## TEXT PASSAGE

Steelhead vs. Trout

Klickrolf

Active Member
#3
A few factual problems with the write-up but I sure like the aquagreen rod and blue reel the angler used. Nice looking fish though, wonder if they are actually steelhead? I've heard of big resident rainbows in Alaska & Canada. And, i'm not sure but it's possible the largest known rainbow was larger than the largest known steelhead? Check here,http://wrec.igfa.org/WRecordsList.aspx?lc=AllTackle&cn=Trout, rainbow
The IGFA doesn't list steelhead.

Here's another good one. It suggests the largest, world record steelhead, was caught on the Hoh and weighed 29.5 lbs at 44". Is that correct? I don't know but I do know the pic is an Atlantic Salmon.https://www.reference.com/sports-active-lifestyle/world-record-steelhead-salmon-99ca18f8bb7e231?aq=world record steelhead

Lots of confusion out there...

## DATA PROVIDED
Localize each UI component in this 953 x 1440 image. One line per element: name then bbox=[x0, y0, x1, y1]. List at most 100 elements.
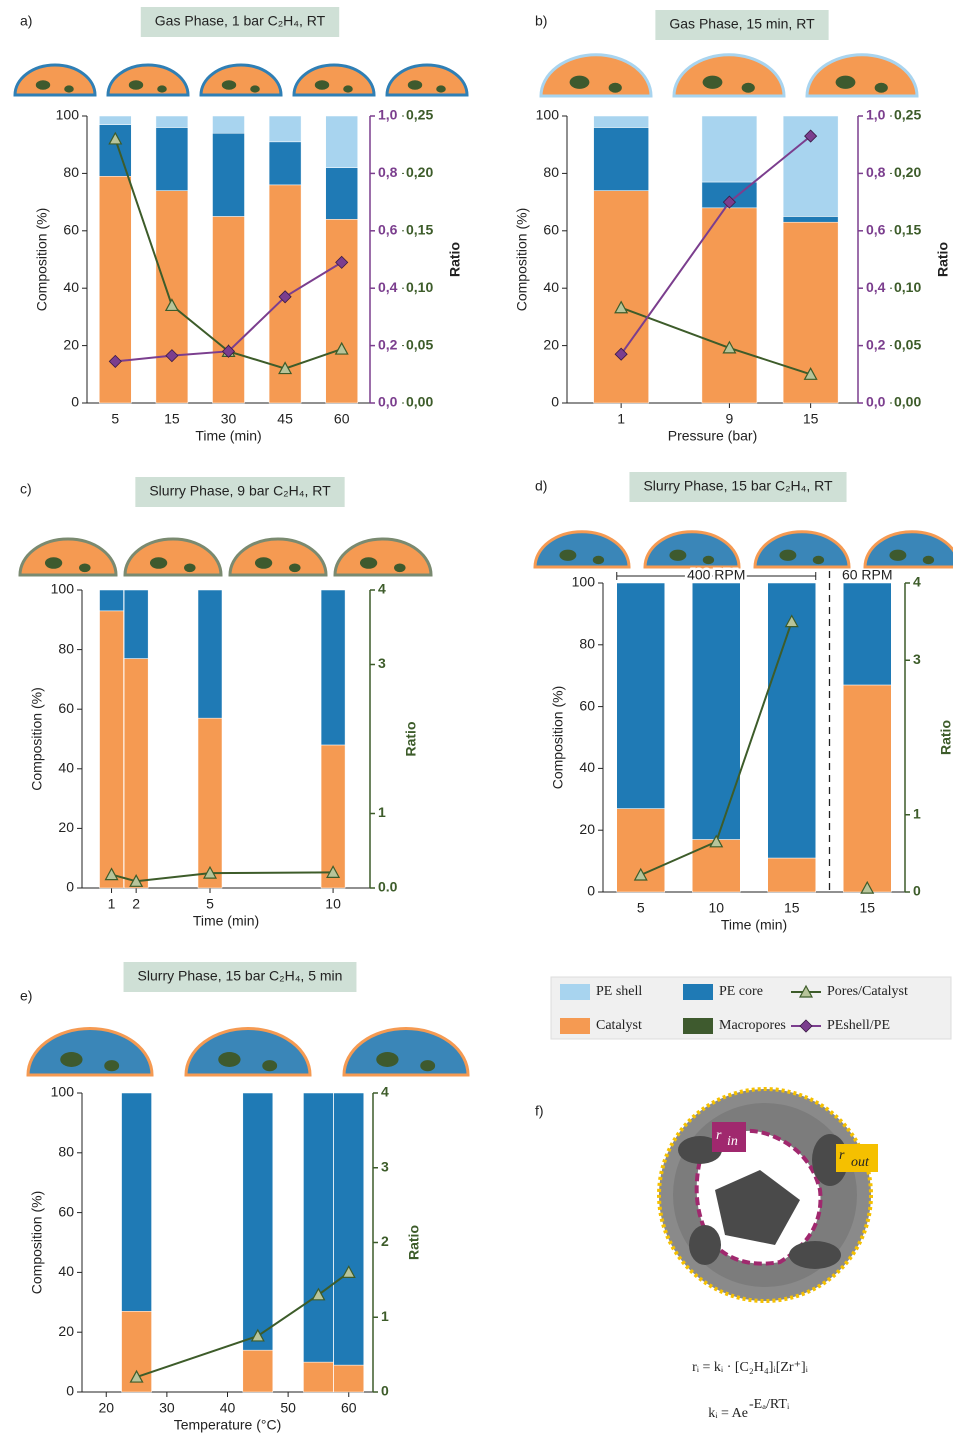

## TASKS TO COMPLETE
1. In the forum post on steelhead and trout, what does the linked reference page suggest about the world record steelhead?
2. Return a passage from the forum post on steelhead and trout with no changes. Begin at the words that have "Here's another good" and stop after "confusion out there...".
3. Carry the forum post on steelhead and trout further, picking up right after its final sentence.

## THE RESPONSES
1. The page suggests it was caught on the Hoh and weighed 29.5 lbs at 44 inches.

2.
Here's another good one. It suggests the largest, world record steelhead, was caught on the Hoh and weighed 29.5 lbs at 44". Is that correct? I don't know but I do know the pic is an Atlantic Salmon.https://www.reference.com/sports-active-lifestyle/world-record-steelhead-salmon-99ca18f8bb7e231?aq=world record steelhead

Lots of confusion out there...

3.
golfman44

5-Time Puget Sound Steelhead Guide of the Year
#6
I believe that the world record steelhead caught in the salt in SE Alaska by a kid fishing for salmon; the fish was later identified as a steelhead at the taxidermist. If memory serves the fished weight 42#. There has been rainbows (land locked fish) caught that were larger than that record steelhead.

Curt

 

Klickrolf

Active Member
#7
So, the IGFA says the world record rainbow weighed 48 pounds and was caught in a Canadian lake. Hate to be real but I've always believed 48 pounds was 6 pounds more than 42 pounds!

Steelhead growth phases out once they've spawned a first time, not so for rainbows because they don't have to ascend some crazy steep river and use up most of their resources doing it.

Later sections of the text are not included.